(Dataset items)
= = =

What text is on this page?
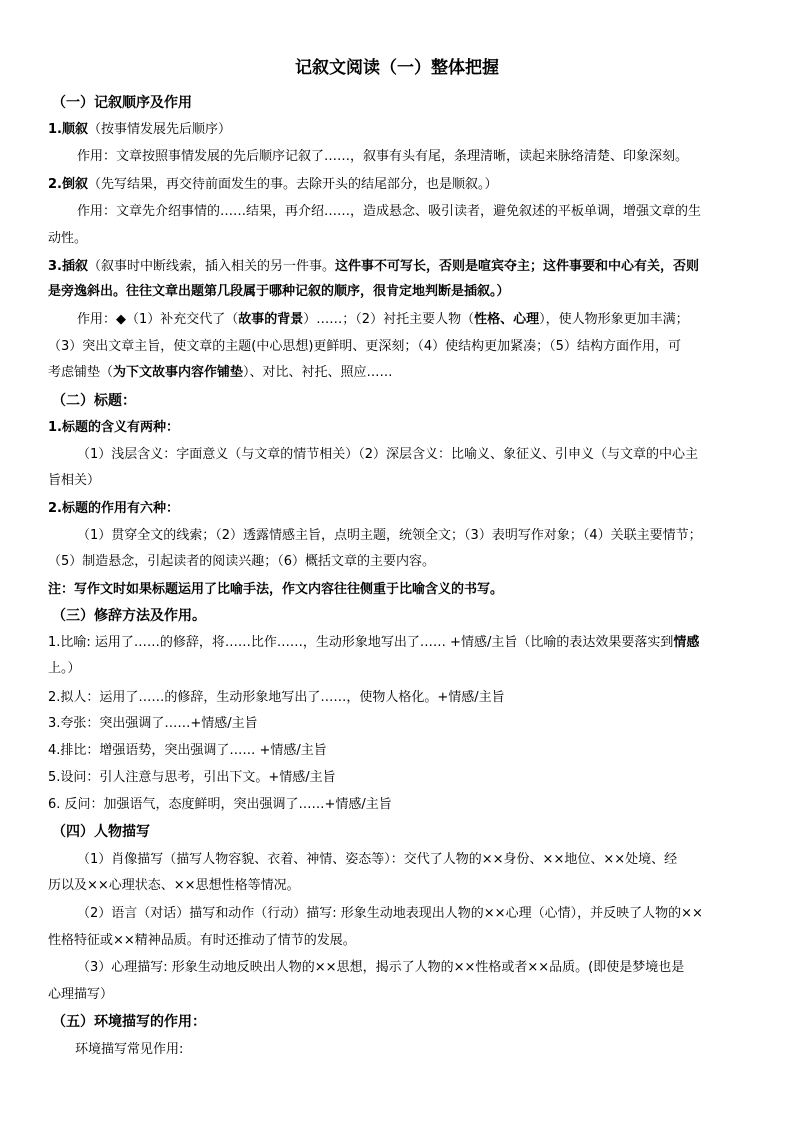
记叙文阅读（一）整体把握
（一）记叙顺序及作用
1.顺叙（按事情发展先后顺序）
作用：文章按照事情发展的先后顺序记叙了……，叙事有头有尾，条理清晰，读起来脉络清楚、印象深刻。
2.倒叙（先写结果，再交待前面发生的事。去除开头的结尾部分，也是顺叙。）
作用：文章先介绍事情的……结果，再介绍……，造成悬念、吸引读者，避免叙述的平板单调，增强文章的生
动性。
3.插叙（叙事时中断线索，插入相关的另一件事。这件事不可写长，否则是喧宾夺主；这件事要和中心有关，否则
是旁逸斜出。往往文章出题第几段属于哪种记叙的顺序，很肯定地判断是插叙。）
作用：◆（1）补充交代了（故事的背景）……；（2）衬托主要人物（性格、心理），使人物形象更加丰满；
（3）突出文章主旨，使文章的主题(中心思想)更鲜明、更深刻；（4）使结构更加紧凑；（5）结构方面作用，可
考虑铺垫（为下文故事内容作铺垫）、对比、衬托、照应……
（二）标题：
1.标题的含义有两种：
（1）浅层含义：字面意义（与文章的情节相关）（2）深层含义：比喻义、象征义、引申义（与文章的中心主
旨相关）
2.标题的作用有六种：
（1）贯穿全文的线索；（2）透露情感主旨，点明主题，统领全文；（3）表明写作对象；（4）关联主要情节；
（5）制造悬念，引起读者的阅读兴趣；（6）概括文章的主要内容。
注：写作文时如果标题运用了比喻手法，作文内容往往侧重于比喻含义的书写。
（三）修辞方法及作用。
1.比喻: 运用了……的修辞，将……比作……，生动形象地写出了…… +情感/主旨（比喻的表达效果要落实到情感
上。）
2.拟人：运用了……的修辞，生动形象地写出了……，使物人格化。+情感/主旨
3.夸张：突出强调了……+情感/主旨
4.排比：增强语势，突出强调了…… +情感/主旨
5.设问：引人注意与思考，引出下文。+情感/主旨
6. 反问：加强语气，态度鲜明，突出强调了……+情感/主旨
（四）人物描写
（1）肖像描写（描写人物容貌、衣着、神情、姿态等）：交代了人物的××身份、××地位、××处境、经
历以及××心理状态、××思想性格等情况。
（2）语言（对话）描写和动作（行动）描写: 形象生动地表现出人物的××心理（心情），并反映了人物的××
性格特征或××精神品质。有时还推动了情节的发展。
（3）心理描写: 形象生动地反映出人物的××思想，揭示了人物的××性格或者××品质。(即使是梦境也是
心理描写）
（五）环境描写的作用：
环境描写常见作用:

= = =

> _TASK DIRECTIONS_: An exact transcription of all the entries is required, without the pictures.

> _TASK SOLUTION_:
What text is on this page?
记叙文阅读（一）整体把握
（一）记叙顺序及作用
1.顺叙（按事情发展先后顺序）
作用：文章按照事情发展的先后顺序记叙了……，叙事有头有尾，条理清晰，读起来脉络清楚、印象深刻。
2.倒叙（先写结果，再交待前面发生的事。去除开头的结尾部分，也是顺叙。）
作用：文章先介绍事情的……结果，再介绍……，造成悬念、吸引读者，避免叙述的平板单调，增强文章的生
动性。
3.插叙（叙事时中断线索，插入相关的另一件事。这件事不可写长，否则是喧宾夺主；这件事要和中心有关，否则
是旁逸斜出。往往文章出题第几段属于哪种记叙的顺序，很肯定地判断是插叙。）
作用：◆（1）补充交代了（故事的背景）……；（2）衬托主要人物（性格、心理），使人物形象更加丰满；
（3）突出文章主旨，使文章的主题(中心思想)更鲜明、更深刻；（4）使结构更加紧凑；（5）结构方面作用，可
考虑铺垫（为下文故事内容作铺垫）、对比、衬托、照应……
（二）标题：
1.标题的含义有两种：
（1）浅层含义：字面意义（与文章的情节相关）（2）深层含义：比喻义、象征义、引申义（与文章的中心主
旨相关）
2.标题的作用有六种：
（1）贯穿全文的线索；（2）透露情感主旨，点明主题，统领全文；（3）表明写作对象；（4）关联主要情节；
（5）制造悬念，引起读者的阅读兴趣；（6）概括文章的主要内容。
注：写作文时如果标题运用了比喻手法，作文内容往往侧重于比喻含义的书写。
（三）修辞方法及作用。
1.比喻: 运用了……的修辞，将……比作……，生动形象地写出了…… +情感/主旨（比喻的表达效果要落实到情感
上。）
2.拟人：运用了……的修辞，生动形象地写出了……，使物人格化。+情感/主旨
3.夸张：突出强调了……+情感/主旨
4.排比：增强语势，突出强调了…… +情感/主旨
5.设问：引人注意与思考，引出下文。+情感/主旨
6. 反问：加强语气，态度鲜明，突出强调了……+情感/主旨
（四）人物描写
（1）肖像描写（描写人物容貌、衣着、神情、姿态等）：交代了人物的××身份、××地位、××处境、经
历以及××心理状态、××思想性格等情况。
（2）语言（对话）描写和动作（行动）描写: 形象生动地表现出人物的××心理（心情），并反映了人物的××
性格特征或××精神品质。有时还推动了情节的发展。
（3）心理描写: 形象生动地反映出人物的××思想，揭示了人物的××性格或者××品质。(即使是梦境也是
心理描写）
（五）环境描写的作用：
环境描写常见作用:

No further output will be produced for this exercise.